§ **EXERCISE**:
Beneath this sentence is a set of records; write each of them out exactly.

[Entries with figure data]
# # # #

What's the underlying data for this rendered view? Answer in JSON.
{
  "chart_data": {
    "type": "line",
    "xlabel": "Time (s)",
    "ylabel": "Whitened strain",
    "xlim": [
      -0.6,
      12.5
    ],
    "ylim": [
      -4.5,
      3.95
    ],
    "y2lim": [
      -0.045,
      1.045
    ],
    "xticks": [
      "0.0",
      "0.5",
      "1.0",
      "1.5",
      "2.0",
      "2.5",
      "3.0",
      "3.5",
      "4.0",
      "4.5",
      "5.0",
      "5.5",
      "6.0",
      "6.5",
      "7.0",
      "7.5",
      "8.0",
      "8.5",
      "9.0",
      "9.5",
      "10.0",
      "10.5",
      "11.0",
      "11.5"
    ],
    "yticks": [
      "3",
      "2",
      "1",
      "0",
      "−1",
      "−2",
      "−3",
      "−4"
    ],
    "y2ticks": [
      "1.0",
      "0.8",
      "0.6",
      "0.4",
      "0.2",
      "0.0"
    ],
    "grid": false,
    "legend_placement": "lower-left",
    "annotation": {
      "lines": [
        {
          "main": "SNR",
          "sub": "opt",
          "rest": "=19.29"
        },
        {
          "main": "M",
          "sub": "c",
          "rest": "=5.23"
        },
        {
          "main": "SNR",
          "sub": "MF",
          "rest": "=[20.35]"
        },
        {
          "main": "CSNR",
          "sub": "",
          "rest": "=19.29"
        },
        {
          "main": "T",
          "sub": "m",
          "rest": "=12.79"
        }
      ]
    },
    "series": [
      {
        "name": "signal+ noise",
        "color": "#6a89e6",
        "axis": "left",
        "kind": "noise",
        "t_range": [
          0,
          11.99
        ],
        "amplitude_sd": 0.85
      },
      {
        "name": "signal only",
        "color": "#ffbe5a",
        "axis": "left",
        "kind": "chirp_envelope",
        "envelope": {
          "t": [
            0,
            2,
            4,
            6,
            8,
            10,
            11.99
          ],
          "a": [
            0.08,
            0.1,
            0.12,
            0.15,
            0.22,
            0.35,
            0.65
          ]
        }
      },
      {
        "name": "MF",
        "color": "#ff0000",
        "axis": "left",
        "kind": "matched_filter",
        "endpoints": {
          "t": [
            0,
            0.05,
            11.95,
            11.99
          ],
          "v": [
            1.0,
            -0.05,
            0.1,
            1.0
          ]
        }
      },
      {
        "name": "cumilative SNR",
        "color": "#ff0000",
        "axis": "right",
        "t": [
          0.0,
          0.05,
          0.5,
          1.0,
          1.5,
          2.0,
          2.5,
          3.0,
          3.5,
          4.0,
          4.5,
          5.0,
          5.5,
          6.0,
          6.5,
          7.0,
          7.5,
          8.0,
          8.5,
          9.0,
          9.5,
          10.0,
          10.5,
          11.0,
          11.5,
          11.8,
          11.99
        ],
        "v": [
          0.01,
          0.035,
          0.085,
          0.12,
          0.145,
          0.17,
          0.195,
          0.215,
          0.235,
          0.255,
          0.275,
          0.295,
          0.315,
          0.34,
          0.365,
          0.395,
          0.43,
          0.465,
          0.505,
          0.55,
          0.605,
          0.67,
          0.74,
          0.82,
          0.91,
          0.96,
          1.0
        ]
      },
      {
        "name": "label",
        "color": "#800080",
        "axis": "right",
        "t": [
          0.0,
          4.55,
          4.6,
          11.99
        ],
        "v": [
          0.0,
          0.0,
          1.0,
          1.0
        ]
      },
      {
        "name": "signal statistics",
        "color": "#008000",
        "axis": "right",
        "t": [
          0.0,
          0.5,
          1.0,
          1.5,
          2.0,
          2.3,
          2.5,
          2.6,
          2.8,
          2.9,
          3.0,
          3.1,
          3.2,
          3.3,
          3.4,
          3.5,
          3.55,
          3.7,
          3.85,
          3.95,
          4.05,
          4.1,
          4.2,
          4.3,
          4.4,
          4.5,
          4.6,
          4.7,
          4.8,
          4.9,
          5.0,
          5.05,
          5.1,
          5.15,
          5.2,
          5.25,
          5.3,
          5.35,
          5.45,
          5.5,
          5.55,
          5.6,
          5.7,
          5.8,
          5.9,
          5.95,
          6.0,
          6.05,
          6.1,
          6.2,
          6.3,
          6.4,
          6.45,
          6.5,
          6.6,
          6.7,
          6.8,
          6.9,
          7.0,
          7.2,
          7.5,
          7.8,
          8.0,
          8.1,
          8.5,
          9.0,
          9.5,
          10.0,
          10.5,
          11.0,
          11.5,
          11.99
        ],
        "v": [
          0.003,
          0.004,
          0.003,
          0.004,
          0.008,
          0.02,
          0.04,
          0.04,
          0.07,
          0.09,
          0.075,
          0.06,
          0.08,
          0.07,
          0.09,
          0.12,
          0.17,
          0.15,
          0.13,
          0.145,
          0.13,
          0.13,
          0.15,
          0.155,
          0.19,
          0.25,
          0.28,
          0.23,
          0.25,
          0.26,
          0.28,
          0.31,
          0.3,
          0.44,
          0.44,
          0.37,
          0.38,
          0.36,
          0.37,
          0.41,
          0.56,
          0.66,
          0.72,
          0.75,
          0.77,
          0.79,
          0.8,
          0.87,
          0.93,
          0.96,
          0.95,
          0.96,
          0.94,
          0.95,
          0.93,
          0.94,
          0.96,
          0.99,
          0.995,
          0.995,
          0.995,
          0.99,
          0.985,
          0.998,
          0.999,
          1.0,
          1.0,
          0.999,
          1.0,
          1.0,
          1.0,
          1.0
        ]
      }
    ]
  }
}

# # # #

§ **SOLVED EXERCISE**:
What's the underlying data for this rendered view? Answer in JSON.
{
  "chart_data": {
    "type": "line",
    "xlabel": "Time (s)",
    "ylabel": "Whitened strain",
    "xlim": [
      -0.6,
      12.5
    ],
    "ylim": [
      -4.5,
      3.95
    ],
    "y2lim": [
      -0.045,
      1.045
    ],
    "xticks": [
      "0.0",
      "0.5",
      "1.0",
      "1.5",
      "2.0",
      "2.5",
      "3.0",
      "3.5",
      "4.0",
      "4.5",
      "5.0",
      "5.5",
      "6.0",
      "6.5",
      "7.0",
      "7.5",
      "8.0",
      "8.5",
      "9.0",
      "9.5",
      "10.0",
      "10.5",
      "11.0",
      "11.5"
    ],
    "yticks": [
      "3",
      "2",
      "1",
      "0",
      "−1",
      "−2",
      "−3",
      "−4"
    ],
    "y2ticks": [
      "1.0",
      "0.8",
      "0.6",
      "0.4",
      "0.2",
      "0.0"
    ],
    "grid": false,
    "legend_placement": "lower-left",
    "annotation": {
      "lines": [
        {
          "main": "SNR",
          "sub": "opt",
          "rest": "=19.29"
        },
        {
          "main": "M",
          "sub": "c",
          "rest": "=5.23"
        },
        {
          "main": "SNR",
          "sub": "MF",
          "rest": "=[20.35]"
        },
        {
          "main": "CSNR",
          "sub": "",
          "rest": "=19.29"
        },
        {
          "main": "T",
          "sub": "m",
          "rest": "=12.79"
        }
      ]
    },
    "series": [
      {
        "name": "signal+ noise",
        "color": "#6a89e6",
        "axis": "left",
        "kind": "noise",
        "t_range": [
          0,
          11.99
        ],
        "amplitude_sd": 0.85
      },
      {
        "name": "signal only",
        "color": "#ffbe5a",
        "axis": "left",
        "kind": "chirp_envelope",
        "envelope": {
          "t": [
            0,
            2,
            4,
            6,
            8,
            10,
            11.99
          ],
          "a": [
            0.08,
            0.1,
            0.12,
            0.15,
            0.22,
            0.35,
            0.65
          ]
        }
      },
      {
        "name": "MF",
        "color": "#ff0000",
        "axis": "left",
        "kind": "matched_filter",
        "endpoints": {
          "t": [
            0,
            0.05,
            11.95,
            11.99
          ],
          "v": [
            1.0,
            -0.05,
            0.1,
            1.0
          ]
        }
      },
      {
        "name": "cumilative SNR",
        "color": "#ff0000",
        "axis": "right",
        "t": [
          0.0,
          0.05,
          0.5,
          1.0,
          1.5,
          2.0,
          2.5,
          3.0,
          3.5,
          4.0,
          4.5,
          5.0,
          5.5,
          6.0,
          6.5,
          7.0,
          7.5,
          8.0,
          8.5,
          9.0,
          9.5,
          10.0,
          10.5,
          11.0,
          11.5,
          11.8,
          11.99
        ],
        "v": [
          0.01,
          0.035,
          0.085,
          0.12,
          0.145,
          0.17,
          0.195,
          0.215,
          0.235,
          0.255,
          0.275,
          0.295,
          0.315,
          0.34,
          0.365,
          0.395,
          0.43,
          0.465,
          0.505,
          0.55,
          0.605,
          0.67,
          0.74,
          0.82,
          0.91,
          0.96,
          1.0
        ]
      },
      {
        "name": "label",
        "color": "#800080",
        "axis": "right",
        "t": [
          0.0,
          4.55,
          4.6,
          11.99
        ],
        "v": [
          0.0,
          0.0,
          1.0,
          1.0
        ]
      },
      {
        "name": "signal statistics",
        "color": "#008000",
        "axis": "right",
        "t": [
          0.0,
          0.5,
          1.0,
          1.5,
          2.0,
          2.3,
          2.5,
          2.6,
          2.8,
          2.9,
          3.0,
          3.1,
          3.2,
          3.3,
          3.4,
          3.5,
          3.55,
          3.7,
          3.85,
          3.95,
          4.05,
          4.1,
          4.2,
          4.3,
          4.4,
          4.5,
          4.6,
          4.7,
          4.8,
          4.9,
          5.0,
          5.05,
          5.1,
          5.15,
          5.2,
          5.25,
          5.3,
          5.35,
          5.45,
          5.5,
          5.55,
          5.6,
          5.7,
          5.8,
          5.9,
          5.95,
          6.0,
          6.05,
          6.1,
          6.2,
          6.3,
          6.4,
          6.45,
          6.5,
          6.6,
          6.7,
          6.8,
          6.9,
          7.0,
          7.2,
          7.5,
          7.8,
          8.0,
          8.1,
          8.5,
          9.0,
          9.5,
          10.0,
          10.5,
          11.0,
          11.5,
          11.99
        ],
        "v": [
          0.003,
          0.004,
          0.003,
          0.004,
          0.008,
          0.02,
          0.04,
          0.04,
          0.07,
          0.09,
          0.075,
          0.06,
          0.08,
          0.07,
          0.09,
          0.12,
          0.17,
          0.15,
          0.13,
          0.145,
          0.13,
          0.13,
          0.15,
          0.155,
          0.19,
          0.25,
          0.28,
          0.23,
          0.25,
          0.26,
          0.28,
          0.31,
          0.3,
          0.44,
          0.44,
          0.37,
          0.38,
          0.36,
          0.37,
          0.41,
          0.56,
          0.66,
          0.72,
          0.75,
          0.77,
          0.79,
          0.8,
          0.87,
          0.93,
          0.96,
          0.95,
          0.96,
          0.94,
          0.95,
          0.93,
          0.94,
          0.96,
          0.99,
          0.995,
          0.995,
          0.995,
          0.99,
          0.985,
          0.998,
          0.999,
          1.0,
          1.0,
          0.999,
          1.0,
          1.0,
          1.0,
          1.0
        ]
      }
    ]
  }
}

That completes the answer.